List all the lines in these records that hold "Taught".

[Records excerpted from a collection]
····················
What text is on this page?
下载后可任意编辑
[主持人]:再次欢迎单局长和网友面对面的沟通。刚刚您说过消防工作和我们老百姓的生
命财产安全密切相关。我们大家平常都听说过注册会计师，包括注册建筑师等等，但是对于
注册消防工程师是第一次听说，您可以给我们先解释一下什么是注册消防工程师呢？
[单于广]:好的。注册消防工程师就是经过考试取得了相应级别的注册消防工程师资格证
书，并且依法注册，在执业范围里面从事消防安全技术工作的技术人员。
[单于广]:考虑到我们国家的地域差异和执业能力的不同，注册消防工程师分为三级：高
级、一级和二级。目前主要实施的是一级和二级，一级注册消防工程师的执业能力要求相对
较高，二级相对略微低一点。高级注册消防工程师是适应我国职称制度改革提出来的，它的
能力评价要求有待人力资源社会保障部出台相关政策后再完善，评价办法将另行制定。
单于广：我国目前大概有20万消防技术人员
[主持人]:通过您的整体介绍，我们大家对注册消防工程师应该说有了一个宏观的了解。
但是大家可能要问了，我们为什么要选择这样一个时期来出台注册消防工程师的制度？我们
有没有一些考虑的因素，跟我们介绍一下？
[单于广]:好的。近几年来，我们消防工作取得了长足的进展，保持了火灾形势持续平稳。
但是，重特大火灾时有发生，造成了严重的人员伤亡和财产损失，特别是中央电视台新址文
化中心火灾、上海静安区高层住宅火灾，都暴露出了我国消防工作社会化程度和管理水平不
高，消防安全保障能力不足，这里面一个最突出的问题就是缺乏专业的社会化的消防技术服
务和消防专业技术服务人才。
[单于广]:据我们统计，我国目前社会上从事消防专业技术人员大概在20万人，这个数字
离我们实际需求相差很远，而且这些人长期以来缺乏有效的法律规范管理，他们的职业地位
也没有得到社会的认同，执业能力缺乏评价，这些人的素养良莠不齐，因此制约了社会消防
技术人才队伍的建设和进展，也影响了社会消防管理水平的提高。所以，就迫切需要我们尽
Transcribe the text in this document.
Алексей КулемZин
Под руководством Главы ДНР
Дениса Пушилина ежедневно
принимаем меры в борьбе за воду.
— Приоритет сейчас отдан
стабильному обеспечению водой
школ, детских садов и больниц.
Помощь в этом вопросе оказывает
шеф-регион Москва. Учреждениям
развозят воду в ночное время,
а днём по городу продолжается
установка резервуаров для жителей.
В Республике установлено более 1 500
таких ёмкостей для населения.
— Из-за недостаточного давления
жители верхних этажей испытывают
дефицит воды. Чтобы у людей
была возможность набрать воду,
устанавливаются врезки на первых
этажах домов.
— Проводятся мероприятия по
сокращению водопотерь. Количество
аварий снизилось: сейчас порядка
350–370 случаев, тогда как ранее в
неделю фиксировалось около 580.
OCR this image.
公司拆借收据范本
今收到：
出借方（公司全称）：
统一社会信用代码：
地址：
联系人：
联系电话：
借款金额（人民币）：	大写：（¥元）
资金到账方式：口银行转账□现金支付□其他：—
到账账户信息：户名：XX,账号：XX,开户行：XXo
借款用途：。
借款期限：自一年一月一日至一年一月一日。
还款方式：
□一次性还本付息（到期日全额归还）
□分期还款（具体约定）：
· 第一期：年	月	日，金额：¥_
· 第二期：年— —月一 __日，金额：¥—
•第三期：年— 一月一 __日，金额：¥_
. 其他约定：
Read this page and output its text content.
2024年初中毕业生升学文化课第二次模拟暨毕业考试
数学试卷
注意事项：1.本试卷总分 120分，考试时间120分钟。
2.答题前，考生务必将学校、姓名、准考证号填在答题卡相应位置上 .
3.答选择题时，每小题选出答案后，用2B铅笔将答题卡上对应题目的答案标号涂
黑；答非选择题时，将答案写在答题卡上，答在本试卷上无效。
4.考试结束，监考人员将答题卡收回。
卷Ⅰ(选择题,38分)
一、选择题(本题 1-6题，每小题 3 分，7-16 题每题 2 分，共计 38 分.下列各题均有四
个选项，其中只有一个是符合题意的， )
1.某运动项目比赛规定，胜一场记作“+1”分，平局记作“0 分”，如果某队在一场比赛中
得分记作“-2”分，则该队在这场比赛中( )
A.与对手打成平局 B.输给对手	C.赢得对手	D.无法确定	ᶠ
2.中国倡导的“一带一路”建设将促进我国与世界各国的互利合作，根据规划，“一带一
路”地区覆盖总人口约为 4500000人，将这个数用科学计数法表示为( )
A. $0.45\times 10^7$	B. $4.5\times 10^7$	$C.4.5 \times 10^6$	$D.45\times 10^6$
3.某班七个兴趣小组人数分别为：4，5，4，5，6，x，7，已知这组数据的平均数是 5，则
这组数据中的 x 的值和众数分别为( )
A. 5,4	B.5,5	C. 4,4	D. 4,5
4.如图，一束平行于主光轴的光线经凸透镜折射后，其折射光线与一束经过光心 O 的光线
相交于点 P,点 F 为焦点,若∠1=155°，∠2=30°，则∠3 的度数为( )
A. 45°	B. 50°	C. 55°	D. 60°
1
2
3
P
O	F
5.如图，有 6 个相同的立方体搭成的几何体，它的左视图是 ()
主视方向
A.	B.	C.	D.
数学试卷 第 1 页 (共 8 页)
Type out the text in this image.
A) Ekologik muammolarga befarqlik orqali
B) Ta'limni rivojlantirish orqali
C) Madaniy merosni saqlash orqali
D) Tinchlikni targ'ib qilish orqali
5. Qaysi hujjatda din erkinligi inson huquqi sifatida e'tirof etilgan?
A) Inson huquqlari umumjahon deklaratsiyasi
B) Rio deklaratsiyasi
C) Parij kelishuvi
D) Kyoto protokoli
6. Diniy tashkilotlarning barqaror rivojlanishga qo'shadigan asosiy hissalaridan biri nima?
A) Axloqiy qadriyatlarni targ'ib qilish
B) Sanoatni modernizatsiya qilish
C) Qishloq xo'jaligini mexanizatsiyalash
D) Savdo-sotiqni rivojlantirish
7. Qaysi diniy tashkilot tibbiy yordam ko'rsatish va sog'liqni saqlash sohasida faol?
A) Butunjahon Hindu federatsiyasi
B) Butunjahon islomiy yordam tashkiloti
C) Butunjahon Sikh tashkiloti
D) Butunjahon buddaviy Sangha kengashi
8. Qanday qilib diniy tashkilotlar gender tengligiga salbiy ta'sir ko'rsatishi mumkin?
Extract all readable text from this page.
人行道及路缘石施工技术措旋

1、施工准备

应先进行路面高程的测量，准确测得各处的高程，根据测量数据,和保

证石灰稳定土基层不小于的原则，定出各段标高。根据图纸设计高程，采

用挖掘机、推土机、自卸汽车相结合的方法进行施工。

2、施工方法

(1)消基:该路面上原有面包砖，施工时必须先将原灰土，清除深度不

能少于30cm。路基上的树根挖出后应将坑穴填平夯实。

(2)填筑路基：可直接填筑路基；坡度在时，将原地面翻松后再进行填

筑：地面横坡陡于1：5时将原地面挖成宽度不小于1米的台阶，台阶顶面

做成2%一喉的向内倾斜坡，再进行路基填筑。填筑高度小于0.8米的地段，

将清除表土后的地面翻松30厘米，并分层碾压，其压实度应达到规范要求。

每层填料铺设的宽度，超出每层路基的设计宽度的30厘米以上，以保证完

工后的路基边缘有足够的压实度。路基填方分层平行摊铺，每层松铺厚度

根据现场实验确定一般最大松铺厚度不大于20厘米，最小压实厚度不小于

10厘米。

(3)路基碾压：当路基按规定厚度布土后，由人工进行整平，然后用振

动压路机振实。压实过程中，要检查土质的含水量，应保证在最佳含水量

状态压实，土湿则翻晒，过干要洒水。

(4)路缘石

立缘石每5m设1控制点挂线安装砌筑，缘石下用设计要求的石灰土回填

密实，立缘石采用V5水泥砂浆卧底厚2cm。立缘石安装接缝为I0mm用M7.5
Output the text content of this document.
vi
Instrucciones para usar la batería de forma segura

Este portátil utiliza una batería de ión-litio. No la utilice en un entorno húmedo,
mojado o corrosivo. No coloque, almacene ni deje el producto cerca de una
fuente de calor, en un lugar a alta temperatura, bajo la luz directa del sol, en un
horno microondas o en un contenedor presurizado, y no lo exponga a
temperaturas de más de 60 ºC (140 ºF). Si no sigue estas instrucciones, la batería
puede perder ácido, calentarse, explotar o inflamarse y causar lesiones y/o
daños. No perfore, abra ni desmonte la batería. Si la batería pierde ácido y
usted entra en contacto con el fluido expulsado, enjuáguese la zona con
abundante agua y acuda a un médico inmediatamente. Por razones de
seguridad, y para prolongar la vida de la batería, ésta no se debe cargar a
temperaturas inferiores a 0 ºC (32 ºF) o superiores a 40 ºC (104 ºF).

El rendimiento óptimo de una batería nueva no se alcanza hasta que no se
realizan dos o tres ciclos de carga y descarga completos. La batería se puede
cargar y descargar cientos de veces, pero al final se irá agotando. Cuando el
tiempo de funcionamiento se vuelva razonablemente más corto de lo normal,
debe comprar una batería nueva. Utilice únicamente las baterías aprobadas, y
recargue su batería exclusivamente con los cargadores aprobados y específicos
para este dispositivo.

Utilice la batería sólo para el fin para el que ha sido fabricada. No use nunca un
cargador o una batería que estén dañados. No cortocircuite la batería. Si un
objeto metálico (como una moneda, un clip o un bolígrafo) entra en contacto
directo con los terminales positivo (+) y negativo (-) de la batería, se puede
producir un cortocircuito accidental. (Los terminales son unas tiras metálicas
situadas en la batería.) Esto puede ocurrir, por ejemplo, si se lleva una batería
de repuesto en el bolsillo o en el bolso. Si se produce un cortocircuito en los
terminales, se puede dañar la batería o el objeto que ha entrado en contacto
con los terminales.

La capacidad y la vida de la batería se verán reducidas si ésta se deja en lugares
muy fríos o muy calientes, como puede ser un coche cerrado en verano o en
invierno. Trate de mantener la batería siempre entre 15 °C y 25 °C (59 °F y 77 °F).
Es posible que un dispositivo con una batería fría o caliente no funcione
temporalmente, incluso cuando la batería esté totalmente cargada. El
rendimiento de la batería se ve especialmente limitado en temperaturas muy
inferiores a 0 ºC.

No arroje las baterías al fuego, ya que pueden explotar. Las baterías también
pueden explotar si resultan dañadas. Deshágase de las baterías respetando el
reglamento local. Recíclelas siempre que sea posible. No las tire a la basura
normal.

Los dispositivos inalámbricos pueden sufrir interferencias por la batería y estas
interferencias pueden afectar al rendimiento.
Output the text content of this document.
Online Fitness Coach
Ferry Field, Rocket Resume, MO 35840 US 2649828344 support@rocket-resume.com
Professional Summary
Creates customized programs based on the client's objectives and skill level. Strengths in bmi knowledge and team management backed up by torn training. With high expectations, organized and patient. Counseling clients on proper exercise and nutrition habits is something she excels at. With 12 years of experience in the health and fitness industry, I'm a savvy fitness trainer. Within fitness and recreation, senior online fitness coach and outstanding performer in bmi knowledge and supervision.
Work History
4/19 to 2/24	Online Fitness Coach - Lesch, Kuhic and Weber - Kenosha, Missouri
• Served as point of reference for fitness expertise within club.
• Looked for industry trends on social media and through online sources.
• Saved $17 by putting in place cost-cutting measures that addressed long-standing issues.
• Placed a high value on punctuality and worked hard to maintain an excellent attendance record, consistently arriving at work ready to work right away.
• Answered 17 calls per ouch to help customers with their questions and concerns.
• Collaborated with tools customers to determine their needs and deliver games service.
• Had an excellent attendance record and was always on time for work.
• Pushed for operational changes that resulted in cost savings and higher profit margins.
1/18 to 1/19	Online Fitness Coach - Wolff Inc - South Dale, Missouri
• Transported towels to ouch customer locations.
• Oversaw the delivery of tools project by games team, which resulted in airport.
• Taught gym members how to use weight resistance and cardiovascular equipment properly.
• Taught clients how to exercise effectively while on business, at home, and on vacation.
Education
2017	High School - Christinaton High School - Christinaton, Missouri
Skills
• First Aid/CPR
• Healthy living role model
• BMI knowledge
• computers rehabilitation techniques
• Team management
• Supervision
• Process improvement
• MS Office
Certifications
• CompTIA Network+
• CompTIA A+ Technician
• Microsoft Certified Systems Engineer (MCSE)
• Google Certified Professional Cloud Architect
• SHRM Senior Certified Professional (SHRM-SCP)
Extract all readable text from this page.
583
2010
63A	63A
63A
····················
• Solution to this task:
• Taught gym members how to use weight resistance and cardiovascular equipment properly.
• Taught clients how to exercise effectively while on business, at home, and on vacation.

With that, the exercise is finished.